:: Information supplied ::

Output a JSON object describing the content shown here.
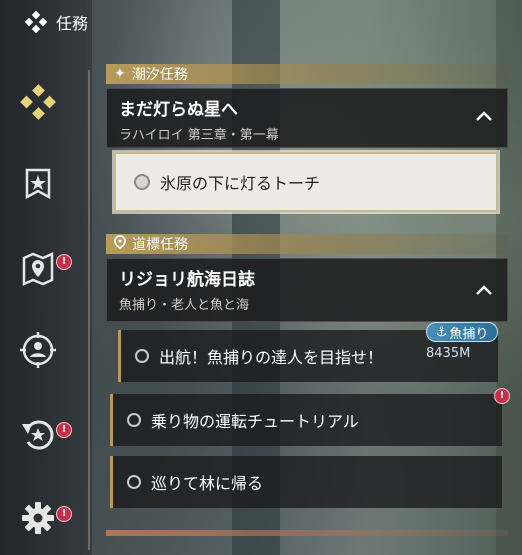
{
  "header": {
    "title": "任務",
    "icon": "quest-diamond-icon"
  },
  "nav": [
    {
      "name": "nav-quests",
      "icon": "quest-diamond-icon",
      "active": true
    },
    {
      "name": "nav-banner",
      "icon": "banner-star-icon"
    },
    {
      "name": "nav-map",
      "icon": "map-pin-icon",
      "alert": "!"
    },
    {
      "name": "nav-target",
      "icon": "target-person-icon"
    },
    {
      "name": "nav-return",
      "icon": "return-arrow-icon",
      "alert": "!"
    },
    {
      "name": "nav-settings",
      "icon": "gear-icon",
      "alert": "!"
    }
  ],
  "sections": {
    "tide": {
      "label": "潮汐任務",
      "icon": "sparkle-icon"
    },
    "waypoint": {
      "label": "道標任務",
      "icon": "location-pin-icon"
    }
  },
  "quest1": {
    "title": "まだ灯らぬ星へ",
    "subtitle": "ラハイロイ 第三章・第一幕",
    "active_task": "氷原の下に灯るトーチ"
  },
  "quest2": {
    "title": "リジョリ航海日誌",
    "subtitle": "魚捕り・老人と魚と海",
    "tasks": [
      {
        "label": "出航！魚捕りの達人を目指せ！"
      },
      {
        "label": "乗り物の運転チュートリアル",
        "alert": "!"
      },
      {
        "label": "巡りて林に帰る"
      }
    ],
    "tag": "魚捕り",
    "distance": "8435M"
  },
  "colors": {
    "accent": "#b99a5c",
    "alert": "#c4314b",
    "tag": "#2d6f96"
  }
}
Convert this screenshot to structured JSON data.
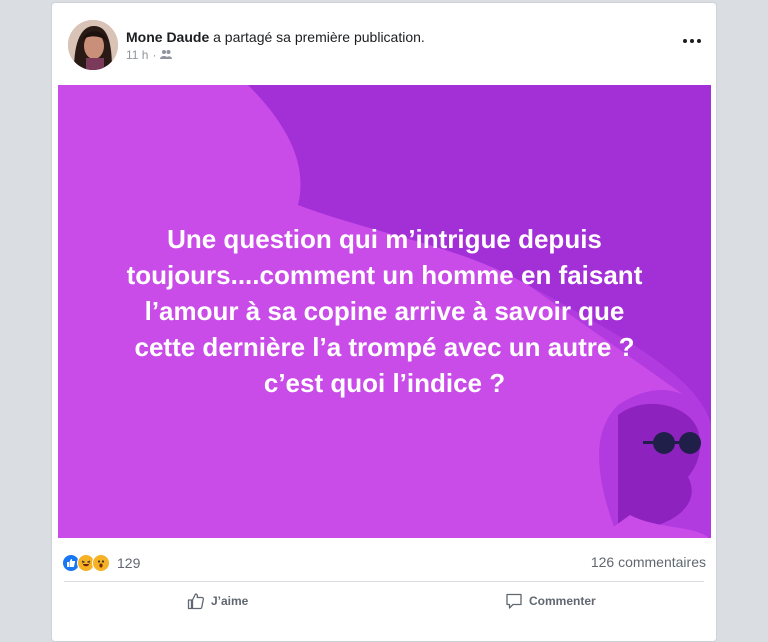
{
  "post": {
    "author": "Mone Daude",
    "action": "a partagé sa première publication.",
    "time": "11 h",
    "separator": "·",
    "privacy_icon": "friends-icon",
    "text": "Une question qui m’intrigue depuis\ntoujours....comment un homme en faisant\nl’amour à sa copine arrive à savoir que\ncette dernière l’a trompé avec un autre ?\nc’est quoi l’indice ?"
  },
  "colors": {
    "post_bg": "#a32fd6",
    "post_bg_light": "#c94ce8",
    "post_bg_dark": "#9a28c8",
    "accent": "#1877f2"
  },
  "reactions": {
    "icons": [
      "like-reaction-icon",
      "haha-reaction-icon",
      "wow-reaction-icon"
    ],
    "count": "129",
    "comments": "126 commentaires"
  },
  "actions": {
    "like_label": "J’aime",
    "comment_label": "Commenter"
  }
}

:::

▶ Task to complete: Show all lines in the entries above where the string "diamond" appears.

▶ The reply:
    "icon": "quest-diamond-icon"
      "icon": "quest-diamond-icon",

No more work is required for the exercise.